___ Entries ___
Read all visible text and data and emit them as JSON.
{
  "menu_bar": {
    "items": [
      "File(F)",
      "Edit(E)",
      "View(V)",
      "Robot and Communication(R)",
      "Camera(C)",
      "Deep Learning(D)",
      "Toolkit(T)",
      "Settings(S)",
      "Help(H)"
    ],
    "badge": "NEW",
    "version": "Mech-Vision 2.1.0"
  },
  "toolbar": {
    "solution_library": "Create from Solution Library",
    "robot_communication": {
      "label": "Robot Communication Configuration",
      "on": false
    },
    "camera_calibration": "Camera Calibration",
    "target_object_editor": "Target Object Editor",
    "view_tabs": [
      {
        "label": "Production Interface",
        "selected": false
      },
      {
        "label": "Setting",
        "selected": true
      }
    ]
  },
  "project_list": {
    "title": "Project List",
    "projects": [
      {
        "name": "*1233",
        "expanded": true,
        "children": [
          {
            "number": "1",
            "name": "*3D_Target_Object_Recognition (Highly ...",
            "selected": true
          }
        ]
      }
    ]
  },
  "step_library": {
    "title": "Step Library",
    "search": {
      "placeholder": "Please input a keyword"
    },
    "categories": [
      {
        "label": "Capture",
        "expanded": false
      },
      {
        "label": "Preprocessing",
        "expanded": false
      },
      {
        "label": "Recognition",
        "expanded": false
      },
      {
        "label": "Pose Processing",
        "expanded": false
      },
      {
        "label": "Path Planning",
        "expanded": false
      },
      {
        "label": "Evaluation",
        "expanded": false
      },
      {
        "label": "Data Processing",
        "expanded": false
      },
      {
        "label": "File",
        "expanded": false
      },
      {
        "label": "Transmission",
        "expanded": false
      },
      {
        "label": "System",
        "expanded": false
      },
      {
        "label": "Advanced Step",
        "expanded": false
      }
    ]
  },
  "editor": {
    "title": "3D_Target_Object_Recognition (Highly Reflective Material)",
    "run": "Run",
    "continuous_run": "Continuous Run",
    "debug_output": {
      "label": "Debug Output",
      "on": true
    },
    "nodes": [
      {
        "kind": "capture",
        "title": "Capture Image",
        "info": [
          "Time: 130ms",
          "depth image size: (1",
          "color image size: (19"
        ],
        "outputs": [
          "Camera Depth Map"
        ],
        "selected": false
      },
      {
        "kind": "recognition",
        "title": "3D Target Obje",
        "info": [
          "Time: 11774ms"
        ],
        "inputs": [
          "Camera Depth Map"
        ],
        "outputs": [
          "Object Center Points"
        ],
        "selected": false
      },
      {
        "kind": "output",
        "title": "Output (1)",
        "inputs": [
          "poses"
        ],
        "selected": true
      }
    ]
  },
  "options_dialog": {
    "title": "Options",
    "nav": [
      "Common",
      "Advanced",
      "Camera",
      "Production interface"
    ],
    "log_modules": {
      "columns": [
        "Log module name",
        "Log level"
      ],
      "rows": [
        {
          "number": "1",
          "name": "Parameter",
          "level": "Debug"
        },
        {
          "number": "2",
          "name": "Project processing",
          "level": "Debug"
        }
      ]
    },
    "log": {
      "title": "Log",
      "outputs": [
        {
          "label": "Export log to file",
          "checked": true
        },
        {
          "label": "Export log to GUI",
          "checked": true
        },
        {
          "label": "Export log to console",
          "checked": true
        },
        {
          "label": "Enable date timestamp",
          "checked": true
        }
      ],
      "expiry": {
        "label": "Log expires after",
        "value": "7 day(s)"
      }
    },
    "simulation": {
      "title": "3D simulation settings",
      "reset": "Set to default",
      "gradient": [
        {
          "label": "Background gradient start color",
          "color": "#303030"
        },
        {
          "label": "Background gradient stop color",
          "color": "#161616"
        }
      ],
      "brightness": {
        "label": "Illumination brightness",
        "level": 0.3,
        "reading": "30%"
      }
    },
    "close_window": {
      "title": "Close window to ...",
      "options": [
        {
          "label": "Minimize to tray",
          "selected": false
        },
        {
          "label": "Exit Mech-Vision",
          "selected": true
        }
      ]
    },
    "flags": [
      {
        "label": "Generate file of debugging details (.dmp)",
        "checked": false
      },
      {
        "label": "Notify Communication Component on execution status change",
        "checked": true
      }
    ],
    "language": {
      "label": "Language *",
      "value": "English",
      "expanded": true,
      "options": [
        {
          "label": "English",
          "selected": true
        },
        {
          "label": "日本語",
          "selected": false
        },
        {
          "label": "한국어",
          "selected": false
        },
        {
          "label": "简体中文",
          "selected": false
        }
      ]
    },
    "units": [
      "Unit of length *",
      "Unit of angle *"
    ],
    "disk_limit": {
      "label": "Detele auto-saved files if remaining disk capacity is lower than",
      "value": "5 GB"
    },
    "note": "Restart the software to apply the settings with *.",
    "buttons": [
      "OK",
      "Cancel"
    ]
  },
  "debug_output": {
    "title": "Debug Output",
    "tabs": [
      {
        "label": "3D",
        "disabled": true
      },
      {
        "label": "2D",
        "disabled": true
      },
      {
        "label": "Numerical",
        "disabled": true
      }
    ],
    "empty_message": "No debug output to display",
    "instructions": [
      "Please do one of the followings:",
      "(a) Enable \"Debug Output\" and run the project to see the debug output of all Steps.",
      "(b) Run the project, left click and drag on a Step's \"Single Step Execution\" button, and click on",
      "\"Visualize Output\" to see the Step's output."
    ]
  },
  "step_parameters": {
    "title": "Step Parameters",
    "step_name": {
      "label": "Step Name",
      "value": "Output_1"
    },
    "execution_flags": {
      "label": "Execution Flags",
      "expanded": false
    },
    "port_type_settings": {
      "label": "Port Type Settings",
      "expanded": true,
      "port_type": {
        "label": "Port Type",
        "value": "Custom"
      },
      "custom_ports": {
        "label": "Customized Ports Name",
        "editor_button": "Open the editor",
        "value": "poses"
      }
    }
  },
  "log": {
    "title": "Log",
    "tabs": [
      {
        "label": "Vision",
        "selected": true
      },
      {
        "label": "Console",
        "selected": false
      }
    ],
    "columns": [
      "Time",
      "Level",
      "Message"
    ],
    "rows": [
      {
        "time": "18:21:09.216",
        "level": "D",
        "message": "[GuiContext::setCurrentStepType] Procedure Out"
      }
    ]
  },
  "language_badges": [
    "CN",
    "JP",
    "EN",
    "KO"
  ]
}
___
■ **Short problem**: Reproduce the full listing word for word.

■ **Solved problem**:
Read all visible text and data and emit them as JSON.
{
  "menu_bar": {
    "items": [
      "File(F)",
      "Edit(E)",
      "View(V)",
      "Robot and Communication(R)",
      "Camera(C)",
      "Deep Learning(D)",
      "Toolkit(T)",
      "Settings(S)",
      "Help(H)"
    ],
    "badge": "NEW",
    "version": "Mech-Vision 2.1.0"
  },
  "toolbar": {
    "solution_library": "Create from Solution Library",
    "robot_communication": {
      "label": "Robot Communication Configuration",
      "on": false
    },
    "camera_calibration": "Camera Calibration",
    "target_object_editor": "Target Object Editor",
    "view_tabs": [
      {
        "label": "Production Interface",
        "selected": false
      },
      {
        "label": "Setting",
        "selected": true
      }
    ]
  },
  "project_list": {
    "title": "Project List",
    "projects": [
      {
        "name": "*1233",
        "expanded": true,
        "children": [
          {
            "number": "1",
            "name": "*3D_Target_Object_Recognition (Highly ...",
            "selected": true
          }
        ]
      }
    ]
  },
  "step_library": {
    "title": "Step Library",
    "search": {
      "placeholder": "Please input a keyword"
    },
    "categories": [
      {
        "label": "Capture",
        "expanded": false
      },
      {
        "label": "Preprocessing",
        "expanded": false
      },
      {
        "label": "Recognition",
        "expanded": false
      },
      {
        "label": "Pose Processing",
        "expanded": false
      },
      {
        "label": "Path Planning",
        "expanded": false
      },
      {
        "label": "Evaluation",
        "expanded": false
      },
      {
        "label": "Data Processing",
        "expanded": false
      },
      {
        "label": "File",
        "expanded": false
      },
      {
        "label": "Transmission",
        "expanded": false
      },
      {
        "label": "System",
        "expanded": false
      },
      {
        "label": "Advanced Step",
        "expanded": false
      }
    ]
  },
  "editor": {
    "title": "3D_Target_Object_Recognition (Highly Reflective Material)",
    "run": "Run",
    "continuous_run": "Continuous Run",
    "debug_output": {
      "label": "Debug Output",
      "on": true
    },
    "nodes": [
      {
        "kind": "capture",
        "title": "Capture Image",
        "info": [
          "Time: 130ms",
          "depth image size: (1",
          "color image size: (19"
        ],
        "outputs": [
          "Camera Depth Map"
        ],
        "selected": false
      },
      {
        "kind": "recognition",
        "title": "3D Target Obje",
        "info": [
          "Time: 11774ms"
        ],
        "inputs": [
          "Camera Depth Map"
        ],
        "outputs": [
          "Object Center Points"
        ],
        "selected": false
      },
      {
        "kind": "output",
        "title": "Output (1)",
        "inputs": [
          "poses"
        ],
        "selected": true
      }
    ]
  },
  "options_dialog": {
    "title": "Options",
    "nav": [
      "Common",
      "Advanced",
      "Camera",
      "Production interface"
    ],
    "log_modules": {
      "columns": [
        "Log module name",
        "Log level"
      ],
      "rows": [
        {
          "number": "1",
          "name": "Parameter",
          "level": "Debug"
        },
        {
          "number": "2",
          "name": "Project processing",
          "level": "Debug"
        }
      ]
    },
    "log": {
      "title": "Log",
      "outputs": [
        {
          "label": "Export log to file",
          "checked": true
        },
        {
          "label": "Export log to GUI",
          "checked": true
        },
        {
          "label": "Export log to console",
          "checked": true
        },
        {
          "label": "Enable date timestamp",
          "checked": true
        }
      ],
      "expiry": {
        "label": "Log expires after",
        "value": "7 day(s)"
      }
    },
    "simulation": {
      "title": "3D simulation settings",
      "reset": "Set to default",
      "gradient": [
        {
          "label": "Background gradient start color",
          "color": "#303030"
        },
        {
          "label": "Background gradient stop color",
          "color": "#161616"
        }
      ],
      "brightness": {
        "label": "Illumination brightness",
        "level": 0.3,
        "reading": "30%"
      }
    },
    "close_window": {
      "title": "Close window to ...",
      "options": [
        {
          "label": "Minimize to tray",
          "selected": false
        },
        {
          "label": "Exit Mech-Vision",
          "selected": true
        }
      ]
    },
    "flags": [
      {
        "label": "Generate file of debugging details (.dmp)",
        "checked": false
      },
      {
        "label": "Notify Communication Component on execution status change",
        "checked": true
      }
    ],
    "language": {
      "label": "Language *",
      "value": "English",
      "expanded": true,
      "options": [
        {
          "label": "English",
          "selected": true
        },
        {
          "label": "日本語",
          "selected": false
        },
        {
          "label": "한국어",
          "selected": false
        },
        {
          "label": "简体中文",
          "selected": false
        }
      ]
    },
    "units": [
      "Unit of length *",
      "Unit of angle *"
    ],
    "disk_limit": {
      "label": "Detele auto-saved files if remaining disk capacity is lower than",
      "value": "5 GB"
    },
    "note": "Restart the software to apply the settings with *.",
    "buttons": [
      "OK",
      "Cancel"
    ]
  },
  "debug_output": {
    "title": "Debug Output",
    "tabs": [
      {
        "label": "3D",
        "disabled": true
      },
      {
        "label": "2D",
        "disabled": true
      },
      {
        "label": "Numerical",
        "disabled": true
      }
    ],
    "empty_message": "No debug output to display",
    "instructions": [
      "Please do one of the followings:",
      "(a) Enable \"Debug Output\" and run the project to see the debug output of all Steps.",
      "(b) Run the project, left click and drag on a Step's \"Single Step Execution\" button, and click on",
      "\"Visualize Output\" to see the Step's output."
    ]
  },
  "step_parameters": {
    "title": "Step Parameters",
    "step_name": {
      "label": "Step Name",
      "value": "Output_1"
    },
    "execution_flags": {
      "label": "Execution Flags",
      "expanded": false
    },
    "port_type_settings": {
      "label": "Port Type Settings",
      "expanded": true,
      "port_type": {
        "label": "Port Type",
        "value": "Custom"
      },
      "custom_ports": {
        "label": "Customized Ports Name",
        "editor_button": "Open the editor",
        "value": "poses"
      }
    }
  },
  "log": {
    "title": "Log",
    "tabs": [
      {
        "label": "Vision",
        "selected": true
      },
      {
        "label": "Console",
        "selected": false
      }
    ],
    "columns": [
      "Time",
      "Level",
      "Message"
    ],
    "rows": [
      {
        "time": "18:21:09.216",
        "level": "D",
        "message": "[GuiContext::setCurrentStepType] Procedure Out"
      }
    ]
  },
  "language_badges": [
    "CN",
    "JP",
    "EN",
    "KO"
  ]
}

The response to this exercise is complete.